## Start MATERIAL SHOWN
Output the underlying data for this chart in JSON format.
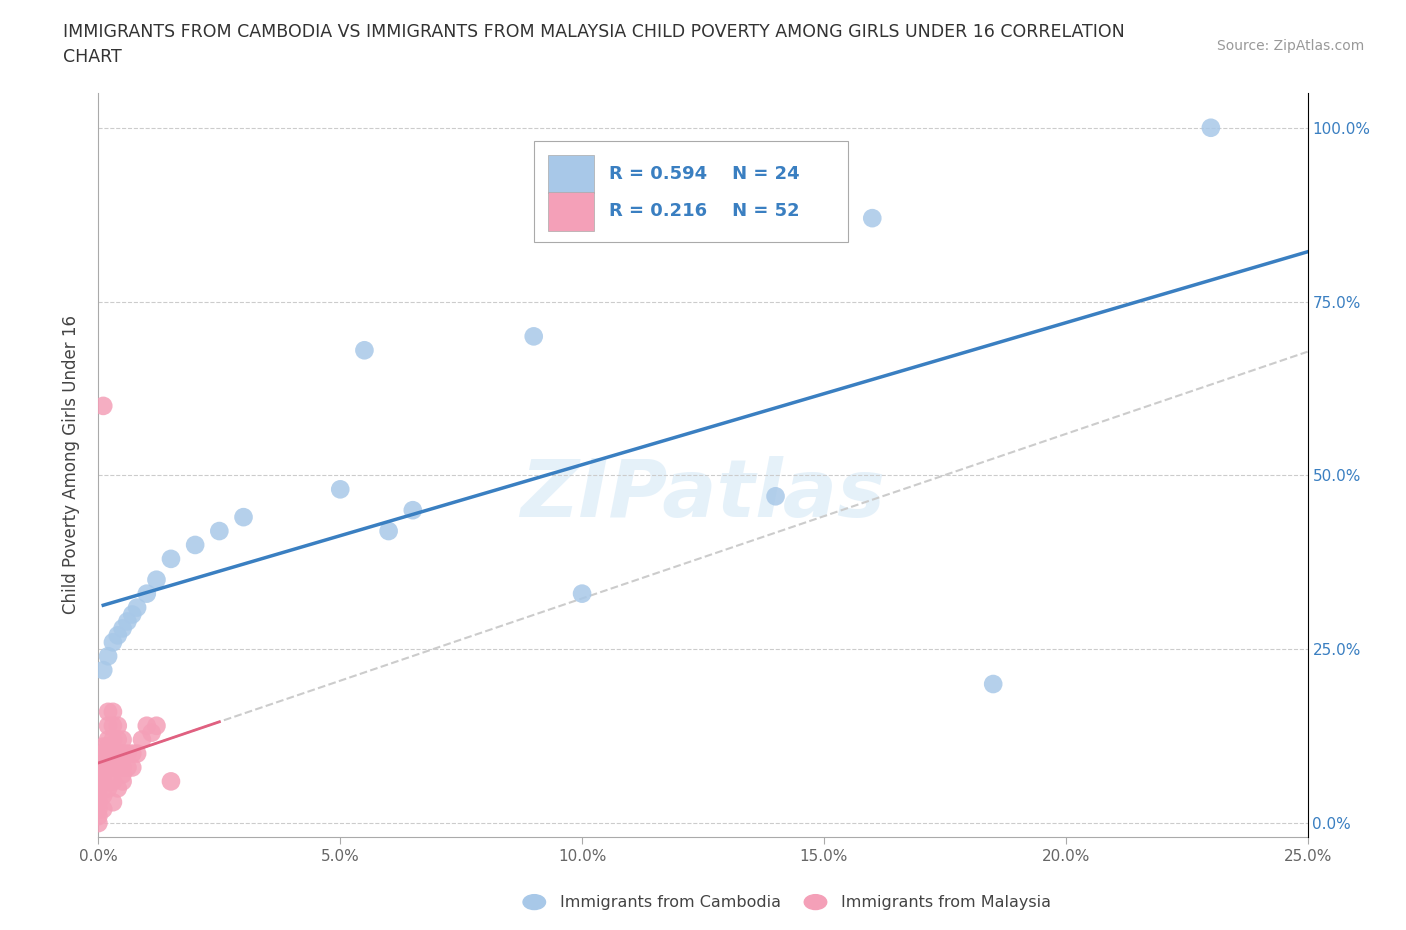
{
  "title": "IMMIGRANTS FROM CAMBODIA VS IMMIGRANTS FROM MALAYSIA CHILD POVERTY AMONG GIRLS UNDER 16 CORRELATION\nCHART",
  "source": "Source: ZipAtlas.com",
  "ylabel": "Child Poverty Among Girls Under 16",
  "xlim": [
    0.0,
    0.25
  ],
  "ylim": [
    0.0,
    1.05
  ],
  "ytick_labels": [
    "0.0%",
    "25.0%",
    "50.0%",
    "75.0%",
    "100.0%"
  ],
  "ytick_vals": [
    0.0,
    0.25,
    0.5,
    0.75,
    1.0
  ],
  "xtick_vals": [
    0.0,
    0.05,
    0.1,
    0.15,
    0.2,
    0.25
  ],
  "R_cambodia": 0.594,
  "N_cambodia": 24,
  "R_malaysia": 0.216,
  "N_malaysia": 52,
  "color_cambodia": "#a8c8e8",
  "color_malaysia": "#f4a0b8",
  "line_color_cambodia": "#3a7fc1",
  "line_color_malaysia": "#e06080",
  "watermark": "ZIPatlas",
  "cam_x": [
    0.001,
    0.002,
    0.003,
    0.004,
    0.005,
    0.006,
    0.007,
    0.008,
    0.01,
    0.012,
    0.015,
    0.02,
    0.025,
    0.03,
    0.05,
    0.055,
    0.06,
    0.065,
    0.09,
    0.1,
    0.14,
    0.16,
    0.185,
    0.23
  ],
  "cam_y": [
    0.22,
    0.24,
    0.26,
    0.27,
    0.28,
    0.29,
    0.3,
    0.31,
    0.33,
    0.35,
    0.38,
    0.4,
    0.42,
    0.44,
    0.48,
    0.68,
    0.42,
    0.45,
    0.7,
    0.33,
    0.47,
    0.87,
    0.2,
    1.0
  ],
  "mal_x": [
    0.0,
    0.0,
    0.0,
    0.0,
    0.0,
    0.0,
    0.0,
    0.0,
    0.001,
    0.001,
    0.001,
    0.001,
    0.001,
    0.001,
    0.001,
    0.001,
    0.001,
    0.002,
    0.002,
    0.002,
    0.002,
    0.002,
    0.002,
    0.002,
    0.002,
    0.003,
    0.003,
    0.003,
    0.003,
    0.003,
    0.003,
    0.003,
    0.004,
    0.004,
    0.004,
    0.004,
    0.004,
    0.005,
    0.005,
    0.005,
    0.005,
    0.005,
    0.006,
    0.006,
    0.007,
    0.007,
    0.008,
    0.009,
    0.01,
    0.011,
    0.012,
    0.015
  ],
  "mal_y": [
    0.0,
    0.01,
    0.02,
    0.03,
    0.04,
    0.05,
    0.06,
    0.07,
    0.02,
    0.04,
    0.06,
    0.07,
    0.08,
    0.09,
    0.1,
    0.11,
    0.6,
    0.05,
    0.06,
    0.08,
    0.1,
    0.11,
    0.12,
    0.14,
    0.16,
    0.03,
    0.06,
    0.08,
    0.1,
    0.12,
    0.14,
    0.16,
    0.05,
    0.08,
    0.1,
    0.12,
    0.14,
    0.06,
    0.07,
    0.08,
    0.1,
    0.12,
    0.08,
    0.1,
    0.08,
    0.1,
    0.1,
    0.12,
    0.14,
    0.13,
    0.14,
    0.06
  ]
}
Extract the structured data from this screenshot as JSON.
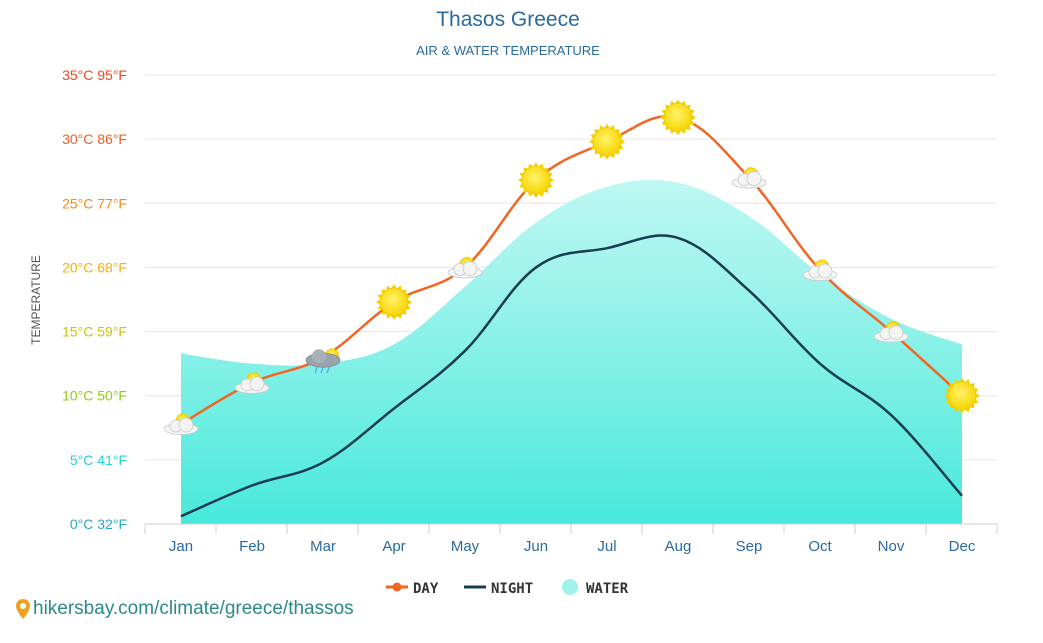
## End MATERIAL SHOWN
How many of these lines contain "data"? Write only the number.

→ **EXERCISE RESULT**
2